• [Given problem] The records below must be duplicated exactly, character for character.

Start Information given

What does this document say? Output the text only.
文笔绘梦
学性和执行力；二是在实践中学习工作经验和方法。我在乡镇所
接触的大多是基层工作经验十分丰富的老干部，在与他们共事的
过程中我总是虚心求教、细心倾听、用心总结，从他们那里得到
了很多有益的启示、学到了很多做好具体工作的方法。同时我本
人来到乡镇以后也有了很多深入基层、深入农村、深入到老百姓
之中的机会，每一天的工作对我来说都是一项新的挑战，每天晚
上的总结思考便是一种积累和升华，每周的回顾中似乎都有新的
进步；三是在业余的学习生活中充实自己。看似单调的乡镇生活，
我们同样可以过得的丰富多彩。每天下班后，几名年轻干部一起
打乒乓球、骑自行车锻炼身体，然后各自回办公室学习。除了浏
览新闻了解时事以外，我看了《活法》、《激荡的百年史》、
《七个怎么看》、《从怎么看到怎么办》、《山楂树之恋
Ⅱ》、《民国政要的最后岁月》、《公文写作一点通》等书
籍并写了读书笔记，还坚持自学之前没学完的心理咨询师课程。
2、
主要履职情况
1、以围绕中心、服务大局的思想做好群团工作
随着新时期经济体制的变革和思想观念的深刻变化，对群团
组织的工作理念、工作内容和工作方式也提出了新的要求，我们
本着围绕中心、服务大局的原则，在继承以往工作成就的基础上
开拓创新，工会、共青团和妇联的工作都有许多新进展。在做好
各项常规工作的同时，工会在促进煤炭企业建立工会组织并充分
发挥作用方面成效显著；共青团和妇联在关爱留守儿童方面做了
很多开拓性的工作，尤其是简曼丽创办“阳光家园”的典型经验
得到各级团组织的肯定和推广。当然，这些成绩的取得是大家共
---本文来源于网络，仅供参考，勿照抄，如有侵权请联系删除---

End Information given

• [Response]
What does this document say? Output the text only.
文笔绘梦
学性和执行力；二是在实践中学习工作经验和方法。我在乡镇所
接触的大多是基层工作经验十分丰富的老干部，在与他们共事的
过程中我总是虚心求教、细心倾听、用心总结，从他们那里得到
了很多有益的启示、学到了很多做好具体工作的方法。同时我本
人来到乡镇以后也有了很多深入基层、深入农村、深入到老百姓
之中的机会，每一天的工作对我来说都是一项新的挑战，每天晚
上的总结思考便是一种积累和升华，每周的回顾中似乎都有新的
进步；三是在业余的学习生活中充实自己。看似单调的乡镇生活，
我们同样可以过得的丰富多彩。每天下班后，几名年轻干部一起
打乒乓球、骑自行车锻炼身体，然后各自回办公室学习。除了浏
览新闻了解时事以外，我看了《活法》、《激荡的百年史》、
《七个怎么看》、《从怎么看到怎么办》、《山楂树之恋
Ⅱ》、《民国政要的最后岁月》、《公文写作一点通》等书
籍并写了读书笔记，还坚持自学之前没学完的心理咨询师课程。
2、
主要履职情况
1、以围绕中心、服务大局的思想做好群团工作
随着新时期经济体制的变革和思想观念的深刻变化，对群团
组织的工作理念、工作内容和工作方式也提出了新的要求，我们
本着围绕中心、服务大局的原则，在继承以往工作成就的基础上
开拓创新，工会、共青团和妇联的工作都有许多新进展。在做好
各项常规工作的同时，工会在促进煤炭企业建立工会组织并充分
发挥作用方面成效显著；共青团和妇联在关爱留守儿童方面做了
很多开拓性的工作，尤其是简曼丽创办“阳光家园”的典型经验
得到各级团组织的肯定和推广。当然，这些成绩的取得是大家共
---本文来源于网络，仅供参考，勿照抄，如有侵权请联系删除---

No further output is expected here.